**STATED GOAL:**
The data must be written out once more, precisely as given.

**INPUT FOR THIS TASK:**
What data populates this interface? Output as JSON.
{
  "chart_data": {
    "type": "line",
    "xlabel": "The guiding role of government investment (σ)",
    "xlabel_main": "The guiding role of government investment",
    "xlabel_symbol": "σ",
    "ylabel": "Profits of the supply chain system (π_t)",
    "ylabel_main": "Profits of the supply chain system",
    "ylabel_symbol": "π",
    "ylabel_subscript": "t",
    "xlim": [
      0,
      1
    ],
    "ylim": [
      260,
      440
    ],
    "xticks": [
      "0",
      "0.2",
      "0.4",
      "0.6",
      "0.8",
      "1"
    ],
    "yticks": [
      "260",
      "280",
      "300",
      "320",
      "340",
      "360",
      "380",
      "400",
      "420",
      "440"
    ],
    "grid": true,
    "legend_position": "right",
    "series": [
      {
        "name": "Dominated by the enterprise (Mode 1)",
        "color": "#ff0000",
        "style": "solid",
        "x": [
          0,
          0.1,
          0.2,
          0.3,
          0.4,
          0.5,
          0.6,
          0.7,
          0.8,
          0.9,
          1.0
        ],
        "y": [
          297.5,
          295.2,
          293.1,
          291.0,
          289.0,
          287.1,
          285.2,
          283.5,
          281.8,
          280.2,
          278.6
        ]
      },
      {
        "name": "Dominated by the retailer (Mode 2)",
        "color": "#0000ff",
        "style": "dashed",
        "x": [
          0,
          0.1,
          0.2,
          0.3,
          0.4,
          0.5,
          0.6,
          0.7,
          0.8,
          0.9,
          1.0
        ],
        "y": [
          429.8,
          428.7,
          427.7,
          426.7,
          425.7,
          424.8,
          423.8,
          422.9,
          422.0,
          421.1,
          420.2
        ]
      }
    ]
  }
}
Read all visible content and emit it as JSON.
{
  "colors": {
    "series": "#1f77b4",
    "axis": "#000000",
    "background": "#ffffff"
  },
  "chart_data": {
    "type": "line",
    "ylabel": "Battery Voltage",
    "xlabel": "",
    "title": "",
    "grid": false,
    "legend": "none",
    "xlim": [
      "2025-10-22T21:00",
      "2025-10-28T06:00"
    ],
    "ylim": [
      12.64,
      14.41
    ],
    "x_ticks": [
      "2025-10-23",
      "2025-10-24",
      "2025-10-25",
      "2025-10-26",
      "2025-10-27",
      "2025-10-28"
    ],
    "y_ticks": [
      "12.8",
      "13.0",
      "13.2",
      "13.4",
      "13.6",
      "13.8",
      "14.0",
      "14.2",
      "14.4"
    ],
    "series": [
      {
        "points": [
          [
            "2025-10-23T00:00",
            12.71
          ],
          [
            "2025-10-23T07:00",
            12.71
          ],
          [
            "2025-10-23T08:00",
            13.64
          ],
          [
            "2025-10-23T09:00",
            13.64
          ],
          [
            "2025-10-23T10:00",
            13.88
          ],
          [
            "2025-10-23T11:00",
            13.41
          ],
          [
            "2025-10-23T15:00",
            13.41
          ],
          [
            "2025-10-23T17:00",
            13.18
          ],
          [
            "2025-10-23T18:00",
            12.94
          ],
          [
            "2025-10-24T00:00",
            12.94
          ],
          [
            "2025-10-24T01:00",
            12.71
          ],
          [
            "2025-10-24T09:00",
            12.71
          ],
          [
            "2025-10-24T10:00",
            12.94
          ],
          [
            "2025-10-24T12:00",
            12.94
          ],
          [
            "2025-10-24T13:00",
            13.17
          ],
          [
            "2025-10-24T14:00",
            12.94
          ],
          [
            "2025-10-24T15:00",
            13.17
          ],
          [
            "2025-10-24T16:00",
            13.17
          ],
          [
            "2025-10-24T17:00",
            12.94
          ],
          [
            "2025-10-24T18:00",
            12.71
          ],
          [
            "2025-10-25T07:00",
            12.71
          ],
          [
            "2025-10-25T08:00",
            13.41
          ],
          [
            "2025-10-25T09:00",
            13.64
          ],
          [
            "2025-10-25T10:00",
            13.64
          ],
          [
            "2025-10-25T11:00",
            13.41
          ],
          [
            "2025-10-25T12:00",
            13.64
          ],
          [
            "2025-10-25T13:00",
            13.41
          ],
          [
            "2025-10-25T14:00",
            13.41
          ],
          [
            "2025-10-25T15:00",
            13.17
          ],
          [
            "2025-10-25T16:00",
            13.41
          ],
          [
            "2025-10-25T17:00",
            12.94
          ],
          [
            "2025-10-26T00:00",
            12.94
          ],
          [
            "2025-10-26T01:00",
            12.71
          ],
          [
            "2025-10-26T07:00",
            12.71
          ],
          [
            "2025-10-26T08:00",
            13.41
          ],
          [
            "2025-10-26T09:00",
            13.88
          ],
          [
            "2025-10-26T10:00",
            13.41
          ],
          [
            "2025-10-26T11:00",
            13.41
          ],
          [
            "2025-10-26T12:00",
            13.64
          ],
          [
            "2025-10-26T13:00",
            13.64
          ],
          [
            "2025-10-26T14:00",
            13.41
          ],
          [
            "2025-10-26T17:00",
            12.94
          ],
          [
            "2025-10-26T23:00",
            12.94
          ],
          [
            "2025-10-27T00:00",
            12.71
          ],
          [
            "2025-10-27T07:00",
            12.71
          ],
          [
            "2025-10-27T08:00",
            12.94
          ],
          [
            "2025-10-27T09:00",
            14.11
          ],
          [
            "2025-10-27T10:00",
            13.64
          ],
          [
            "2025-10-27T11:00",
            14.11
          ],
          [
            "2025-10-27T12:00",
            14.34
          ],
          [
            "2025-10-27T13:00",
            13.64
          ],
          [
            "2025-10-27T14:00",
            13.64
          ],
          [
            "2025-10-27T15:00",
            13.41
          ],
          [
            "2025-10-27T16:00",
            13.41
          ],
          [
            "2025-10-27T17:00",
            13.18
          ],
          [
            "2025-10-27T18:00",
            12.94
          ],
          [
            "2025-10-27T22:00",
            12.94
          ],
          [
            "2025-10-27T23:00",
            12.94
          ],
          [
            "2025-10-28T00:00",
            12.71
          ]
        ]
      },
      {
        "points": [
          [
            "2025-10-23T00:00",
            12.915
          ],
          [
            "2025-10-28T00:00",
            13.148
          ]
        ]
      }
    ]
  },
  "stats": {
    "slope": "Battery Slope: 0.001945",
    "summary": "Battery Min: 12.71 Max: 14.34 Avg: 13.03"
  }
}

**EXPECTED ANSWER:**
What data populates this interface? Output as JSON.
{
  "chart_data": {
    "type": "line",
    "xlabel": "The guiding role of government investment (σ)",
    "xlabel_main": "The guiding role of government investment",
    "xlabel_symbol": "σ",
    "ylabel": "Profits of the supply chain system (π_t)",
    "ylabel_main": "Profits of the supply chain system",
    "ylabel_symbol": "π",
    "ylabel_subscript": "t",
    "xlim": [
      0,
      1
    ],
    "ylim": [
      260,
      440
    ],
    "xticks": [
      "0",
      "0.2",
      "0.4",
      "0.6",
      "0.8",
      "1"
    ],
    "yticks": [
      "260",
      "280",
      "300",
      "320",
      "340",
      "360",
      "380",
      "400",
      "420",
      "440"
    ],
    "grid": true,
    "legend_position": "right",
    "series": [
      {
        "name": "Dominated by the enterprise (Mode 1)",
        "color": "#ff0000",
        "style": "solid",
        "x": [
          0,
          0.1,
          0.2,
          0.3,
          0.4,
          0.5,
          0.6,
          0.7,
          0.8,
          0.9,
          1.0
        ],
        "y": [
          297.5,
          295.2,
          293.1,
          291.0,
          289.0,
          287.1,
          285.2,
          283.5,
          281.8,
          280.2,
          278.6
        ]
      },
      {
        "name": "Dominated by the retailer (Mode 2)",
        "color": "#0000ff",
        "style": "dashed",
        "x": [
          0,
          0.1,
          0.2,
          0.3,
          0.4,
          0.5,
          0.6,
          0.7,
          0.8,
          0.9,
          1.0
        ],
        "y": [
          429.8,
          428.7,
          427.7,
          426.7,
          425.7,
          424.8,
          423.8,
          422.9,
          422.0,
          421.1,
          420.2
        ]
      }
    ]
  }
}
Read all visible content and emit it as JSON.
{
  "colors": {
    "series": "#1f77b4",
    "axis": "#000000",
    "background": "#ffffff"
  },
  "chart_data": {
    "type": "line",
    "ylabel": "Battery Voltage",
    "xlabel": "",
    "title": "",
    "grid": false,
    "legend": "none",
    "xlim": [
      "2025-10-22T21:00",
      "2025-10-28T06:00"
    ],
    "ylim": [
      12.64,
      14.41
    ],
    "x_ticks": [
      "2025-10-23",
      "2025-10-24",
      "2025-10-25",
      "2025-10-26",
      "2025-10-27",
      "2025-10-28"
    ],
    "y_ticks": [
      "12.8",
      "13.0",
      "13.2",
      "13.4",
      "13.6",
      "13.8",
      "14.0",
      "14.2",
      "14.4"
    ],
    "series": [
      {
        "points": [
          [
            "2025-10-23T00:00",
            12.71
          ],
          [
            "2025-10-23T07:00",
            12.71
          ],
          [
            "2025-10-23T08:00",
            13.64
          ],
          [
            "2025-10-23T09:00",
            13.64
          ],
          [
            "2025-10-23T10:00",
            13.88
          ],
          [
            "2025-10-23T11:00",
            13.41
          ],
          [
            "2025-10-23T15:00",
            13.41
          ],
          [
            "2025-10-23T17:00",
            13.18
          ],
          [
            "2025-10-23T18:00",
            12.94
          ],
          [
            "2025-10-24T00:00",
            12.94
          ],
          [
            "2025-10-24T01:00",
            12.71
          ],
          [
            "2025-10-24T09:00",
            12.71
          ],
          [
            "2025-10-24T10:00",
            12.94
          ],
          [
            "2025-10-24T12:00",
            12.94
          ],
          [
            "2025-10-24T13:00",
            13.17
          ],
          [
            "2025-10-24T14:00",
            12.94
          ],
          [
            "2025-10-24T15:00",
            13.17
          ],
          [
            "2025-10-24T16:00",
            13.17
          ],
          [
            "2025-10-24T17:00",
            12.94
          ],
          [
            "2025-10-24T18:00",
            12.71
          ],
          [
            "2025-10-25T07:00",
            12.71
          ],
          [
            "2025-10-25T08:00",
            13.41
          ],
          [
            "2025-10-25T09:00",
            13.64
          ],
          [
            "2025-10-25T10:00",
            13.64
          ],
          [
            "2025-10-25T11:00",
            13.41
          ],
          [
            "2025-10-25T12:00",
            13.64
          ],
          [
            "2025-10-25T13:00",
            13.41
          ],
          [
            "2025-10-25T14:00",
            13.41
          ],
          [
            "2025-10-25T15:00",
            13.17
          ],
          [
            "2025-10-25T16:00",
            13.41
          ],
          [
            "2025-10-25T17:00",
            12.94
          ],
          [
            "2025-10-26T00:00",
            12.94
          ],
          [
            "2025-10-26T01:00",
            12.71
          ],
          [
            "2025-10-26T07:00",
            12.71
          ],
          [
            "2025-10-26T08:00",
            13.41
          ],
          [
            "2025-10-26T09:00",
            13.88
          ],
          [
            "2025-10-26T10:00",
            13.41
          ],
          [
            "2025-10-26T11:00",
            13.41
          ],
          [
            "2025-10-26T12:00",
            13.64
          ],
          [
            "2025-10-26T13:00",
            13.64
          ],
          [
            "2025-10-26T14:00",
            13.41
          ],
          [
            "2025-10-26T17:00",
            12.94
          ],
          [
            "2025-10-26T23:00",
            12.94
          ],
          [
            "2025-10-27T00:00",
            12.71
          ],
          [
            "2025-10-27T07:00",
            12.71
          ],
          [
            "2025-10-27T08:00",
            12.94
          ],
          [
            "2025-10-27T09:00",
            14.11
          ],
          [
            "2025-10-27T10:00",
            13.64
          ],
          [
            "2025-10-27T11:00",
            14.11
          ],
          [
            "2025-10-27T12:00",
            14.34
          ],
          [
            "2025-10-27T13:00",
            13.64
          ],
          [
            "2025-10-27T14:00",
            13.64
          ],
          [
            "2025-10-27T15:00",
            13.41
          ],
          [
            "2025-10-27T16:00",
            13.41
          ],
          [
            "2025-10-27T17:00",
            13.18
          ],
          [
            "2025-10-27T18:00",
            12.94
          ],
          [
            "2025-10-27T22:00",
            12.94
          ],
          [
            "2025-10-27T23:00",
            12.94
          ],
          [
            "2025-10-28T00:00",
            12.71
          ]
        ]
      },
      {
        "points": [
          [
            "2025-10-23T00:00",
            12.915
          ],
          [
            "2025-10-28T00:00",
            13.148
          ]
        ]
      }
    ]
  },
  "stats": {
    "slope": "Battery Slope: 0.001945",
    "summary": "Battery Min: 12.71 Max: 14.34 Avg: 13.03"
  }
}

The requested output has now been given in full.